Records about charts and figures:
----
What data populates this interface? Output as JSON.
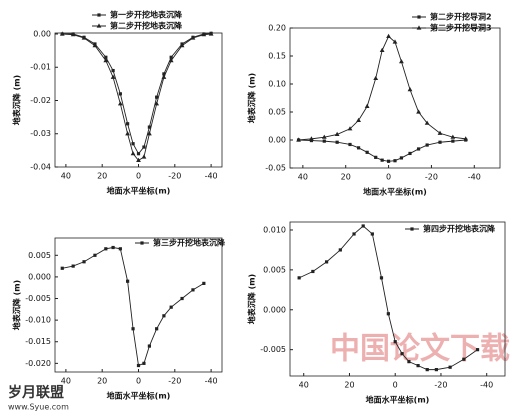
{
  "chart_data": [
    {
      "type": "line",
      "xlabel": "地面水平坐标(m)",
      "ylabel": "地表沉降 (m)",
      "x": [
        42,
        36,
        30,
        24,
        18,
        14,
        10,
        6,
        3,
        0,
        -3,
        -6,
        -10,
        -14,
        -18,
        -24,
        -30,
        -36,
        -40
      ],
      "series": [
        {
          "name": "第一步开挖地表沉降",
          "color": "#222222",
          "marker": "square",
          "values": [
            0,
            0,
            -0.001,
            -0.003,
            -0.007,
            -0.011,
            -0.018,
            -0.027,
            -0.033,
            -0.036,
            -0.034,
            -0.028,
            -0.019,
            -0.012,
            -0.007,
            -0.003,
            -0.001,
            0,
            0.0002
          ]
        },
        {
          "name": "第二步开挖地表沉降",
          "color": "#222222",
          "marker": "triangle",
          "values": [
            0,
            -0.0002,
            -0.0012,
            -0.0035,
            -0.008,
            -0.013,
            -0.021,
            -0.03,
            -0.036,
            -0.038,
            -0.037,
            -0.03,
            -0.021,
            -0.013,
            -0.008,
            -0.0035,
            -0.0012,
            -0.0002,
            0
          ]
        }
      ],
      "xlim": [
        46,
        -46
      ],
      "xticks": [
        40,
        20,
        0,
        -20,
        -40
      ],
      "ylim": [
        -0.04,
        0.0003
      ],
      "yticks": [
        {
          "value": 0,
          "label": "0.00"
        },
        {
          "value": -0.01,
          "label": "-0.01"
        },
        {
          "value": -0.02,
          "label": "-0.02"
        },
        {
          "value": -0.03,
          "label": "-0.03"
        },
        {
          "value": -0.04,
          "label": "-0.04"
        }
      ]
    },
    {
      "type": "line",
      "xlabel": "地面水平坐标(m)",
      "ylabel": "地表沉降 (m)",
      "x": [
        42,
        36,
        30,
        24,
        18,
        14,
        10,
        6,
        3,
        0,
        -3,
        -6,
        -10,
        -14,
        -18,
        -24,
        -30,
        -36
      ],
      "series": [
        {
          "name": "第二步开挖导洞2",
          "color": "#222222",
          "marker": "square",
          "values": [
            0,
            -0.001,
            -0.002,
            -0.004,
            -0.008,
            -0.014,
            -0.022,
            -0.031,
            -0.036,
            -0.038,
            -0.037,
            -0.032,
            -0.024,
            -0.016,
            -0.009,
            -0.004,
            -0.002,
            0
          ]
        },
        {
          "name": "第二步开挖导洞3",
          "color": "#222222",
          "marker": "triangle",
          "values": [
            0,
            0.002,
            0.005,
            0.01,
            0.02,
            0.035,
            0.06,
            0.11,
            0.16,
            0.185,
            0.175,
            0.14,
            0.09,
            0.05,
            0.03,
            0.012,
            0.005,
            0.002
          ]
        }
      ],
      "xlim": [
        46,
        -52
      ],
      "xticks": [
        40,
        20,
        0,
        -20,
        -40
      ],
      "ylim": [
        -0.05,
        0.2
      ],
      "yticks": [
        {
          "value": 0.2,
          "label": "0.20"
        },
        {
          "value": 0.15,
          "label": "0.15"
        },
        {
          "value": 0.1,
          "label": "0.10"
        },
        {
          "value": 0.05,
          "label": "0.05"
        },
        {
          "value": 0,
          "label": "0.00"
        },
        {
          "value": -0.05,
          "label": "-0.05"
        }
      ]
    },
    {
      "type": "line",
      "xlabel": "地面水平坐标(m)",
      "ylabel": "地表沉降 (m)",
      "x": [
        42,
        36,
        30,
        24,
        18,
        14,
        10,
        6,
        3,
        0,
        -3,
        -6,
        -10,
        -14,
        -18,
        -24,
        -30,
        -36
      ],
      "series": [
        {
          "name": "第三步开挖地表沉降",
          "color": "#222222",
          "marker": "square",
          "values": [
            0.002,
            0.0025,
            0.0035,
            0.005,
            0.0065,
            0.0068,
            0.0065,
            -0.001,
            -0.012,
            -0.0205,
            -0.02,
            -0.016,
            -0.012,
            -0.009,
            -0.007,
            -0.005,
            -0.003,
            -0.0015
          ]
        }
      ],
      "xlim": [
        46,
        -46
      ],
      "xticks": [
        40,
        20,
        0,
        -20,
        -40
      ],
      "ylim": [
        -0.022,
        0.009
      ],
      "yticks": [
        {
          "value": 0.005,
          "label": "0.005"
        },
        {
          "value": 0,
          "label": "0.000"
        },
        {
          "value": -0.005,
          "label": "-0.005"
        },
        {
          "value": -0.01,
          "label": "-0.010"
        },
        {
          "value": -0.015,
          "label": "-0.015"
        },
        {
          "value": -0.02,
          "label": "-0.020"
        }
      ]
    },
    {
      "type": "line",
      "xlabel": "地面水平坐标(m)",
      "ylabel": "地表沉降 (m)",
      "x": [
        42,
        36,
        30,
        24,
        18,
        14,
        10,
        6,
        3,
        0,
        -3,
        -6,
        -10,
        -14,
        -18,
        -24,
        -30,
        -36
      ],
      "series": [
        {
          "name": "第四步开挖地表沉降",
          "color": "#222222",
          "marker": "square",
          "values": [
            0.004,
            0.0048,
            0.006,
            0.0075,
            0.0095,
            0.0105,
            0.0095,
            0.004,
            -0.0005,
            -0.004,
            -0.0055,
            -0.0065,
            -0.007,
            -0.0075,
            -0.0075,
            -0.0072,
            -0.0062,
            -0.005
          ]
        }
      ],
      "xlim": [
        46,
        -48
      ],
      "xticks": [
        40,
        20,
        0,
        -20,
        -40
      ],
      "ylim": [
        -0.0083,
        0.011
      ],
      "yticks": [
        {
          "value": 0.01,
          "label": "0.010"
        },
        {
          "value": 0.005,
          "label": "0.005"
        },
        {
          "value": 0,
          "label": "0.000"
        },
        {
          "value": -0.005,
          "label": "-0.005"
        }
      ]
    }
  ],
  "watermark": {
    "site": "中国论文下载",
    "brand": "岁月联盟",
    "url": "www.Syue.com"
  }
}
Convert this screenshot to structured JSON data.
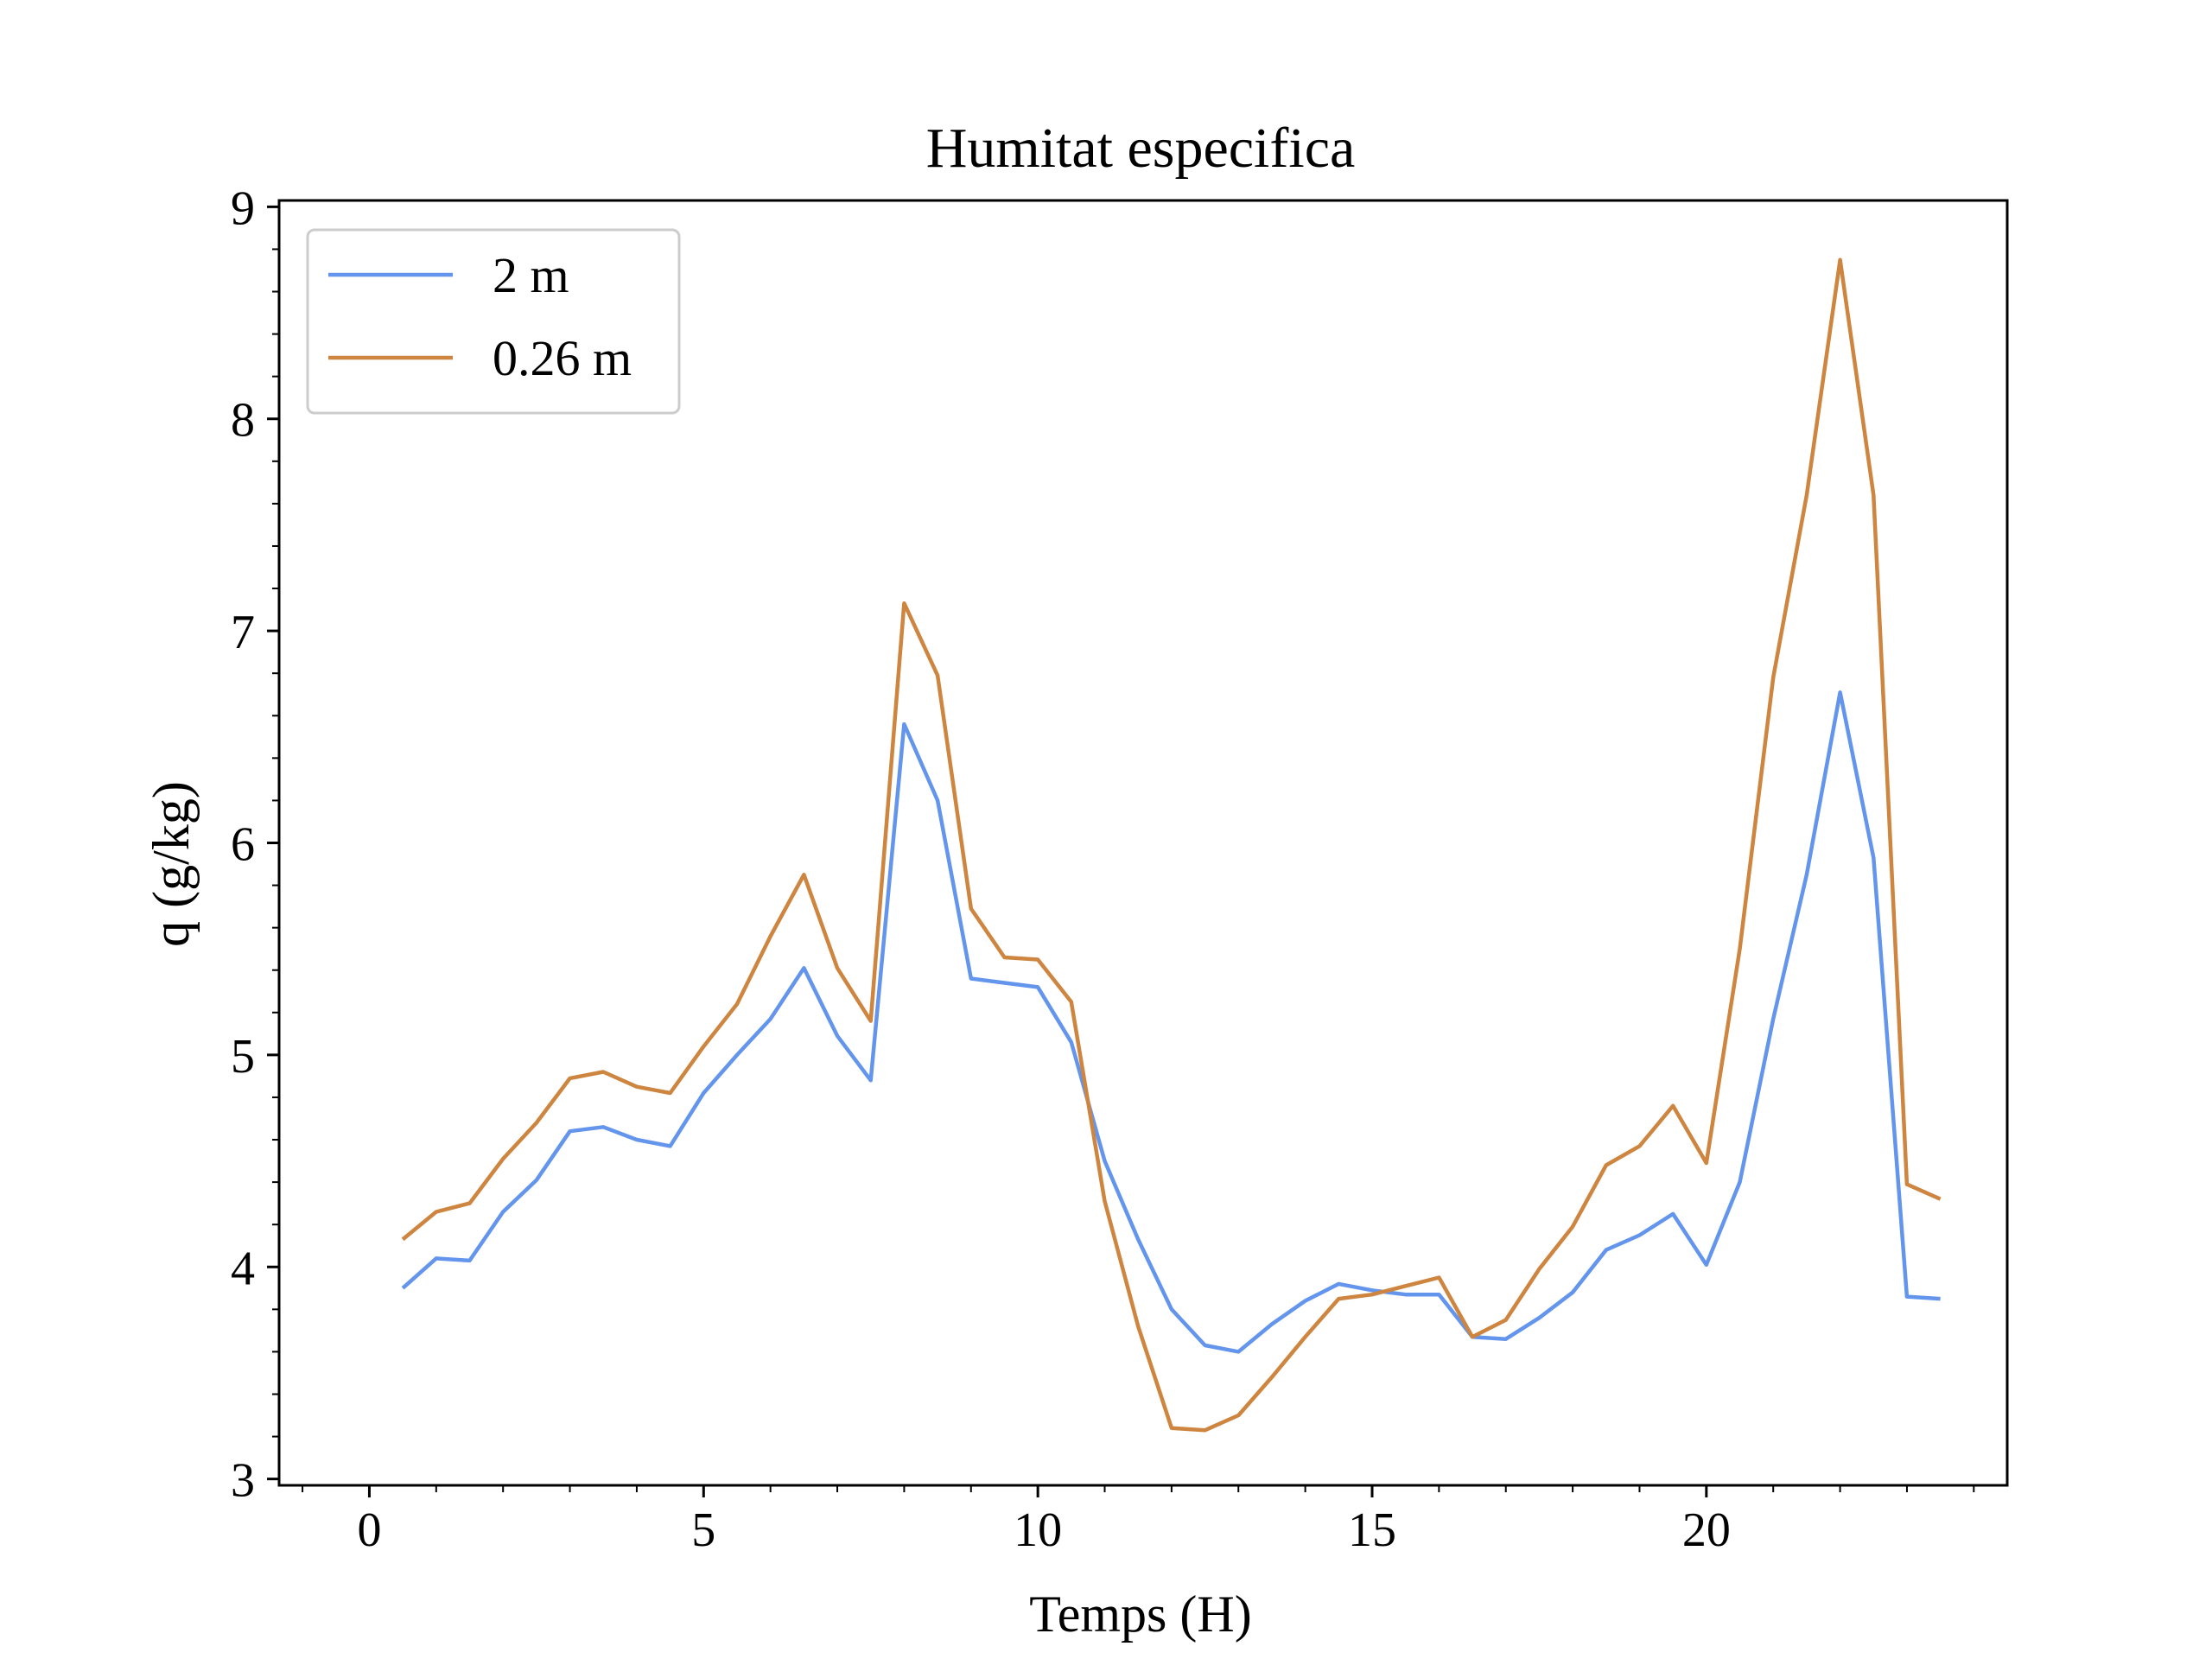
{
  "chart_data": {
    "type": "line",
    "title": "Humitat especifica",
    "xlabel": "Temps (H)",
    "ylabel": "q (g/kg)",
    "xlim": [
      -1.35,
      24.5
    ],
    "ylim": [
      2.97,
      9.03
    ],
    "xticks": [
      0,
      5,
      10,
      15,
      20
    ],
    "xtick_labels": [
      "0",
      "5",
      "10",
      "15",
      "20"
    ],
    "yticks": [
      3,
      4,
      5,
      6,
      7,
      8,
      9
    ],
    "ytick_labels": [
      "3",
      "4",
      "5",
      "6",
      "7",
      "8",
      "9"
    ],
    "grid": false,
    "legend_position": "upper-left",
    "x": [
      0.5,
      1.0,
      1.5,
      2.0,
      2.5,
      3.0,
      3.5,
      4.0,
      4.5,
      5.0,
      5.5,
      6.0,
      6.5,
      7.0,
      7.5,
      8.0,
      8.5,
      9.0,
      9.5,
      10.0,
      10.5,
      11.0,
      11.5,
      12.0,
      12.5,
      13.0,
      13.5,
      14.0,
      14.5,
      15.0,
      15.5,
      16.0,
      16.5,
      17.0,
      17.5,
      18.0,
      18.5,
      19.0,
      19.5,
      20.0,
      20.5,
      21.0,
      21.5,
      22.0,
      22.5,
      23.0,
      23.5
    ],
    "series": [
      {
        "name": "2 m",
        "color": "#6495ED",
        "values": [
          3.9,
          4.04,
          4.03,
          4.26,
          4.41,
          4.64,
          4.66,
          4.6,
          4.57,
          4.82,
          5.0,
          5.17,
          5.41,
          5.09,
          4.88,
          6.56,
          6.2,
          5.36,
          5.34,
          5.32,
          5.06,
          4.5,
          4.13,
          3.8,
          3.63,
          3.6,
          3.73,
          3.84,
          3.92,
          3.89,
          3.87,
          3.87,
          3.67,
          3.66,
          3.76,
          3.88,
          4.08,
          4.15,
          4.25,
          4.01,
          4.4,
          5.17,
          5.85,
          6.71,
          5.93,
          3.86,
          3.85
        ]
      },
      {
        "name": "0.26 m",
        "color": "#CD853F",
        "values": [
          4.13,
          4.26,
          4.3,
          4.51,
          4.68,
          4.89,
          4.92,
          4.85,
          4.82,
          5.04,
          5.24,
          5.56,
          5.85,
          5.41,
          5.16,
          7.13,
          6.79,
          5.69,
          5.46,
          5.45,
          5.25,
          4.31,
          3.72,
          3.24,
          3.23,
          3.3,
          3.48,
          3.67,
          3.85,
          3.87,
          3.91,
          3.95,
          3.67,
          3.75,
          3.99,
          4.19,
          4.48,
          4.57,
          4.76,
          4.49,
          5.5,
          6.78,
          7.64,
          8.75,
          7.64,
          4.39,
          4.32
        ]
      }
    ]
  }
}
----
What you are asked to do: Keep only those lines of the records that hold "this", and return them.

Output:
What data populates this interface? Output as JSON.
Convert this screenshot to structured JSON data.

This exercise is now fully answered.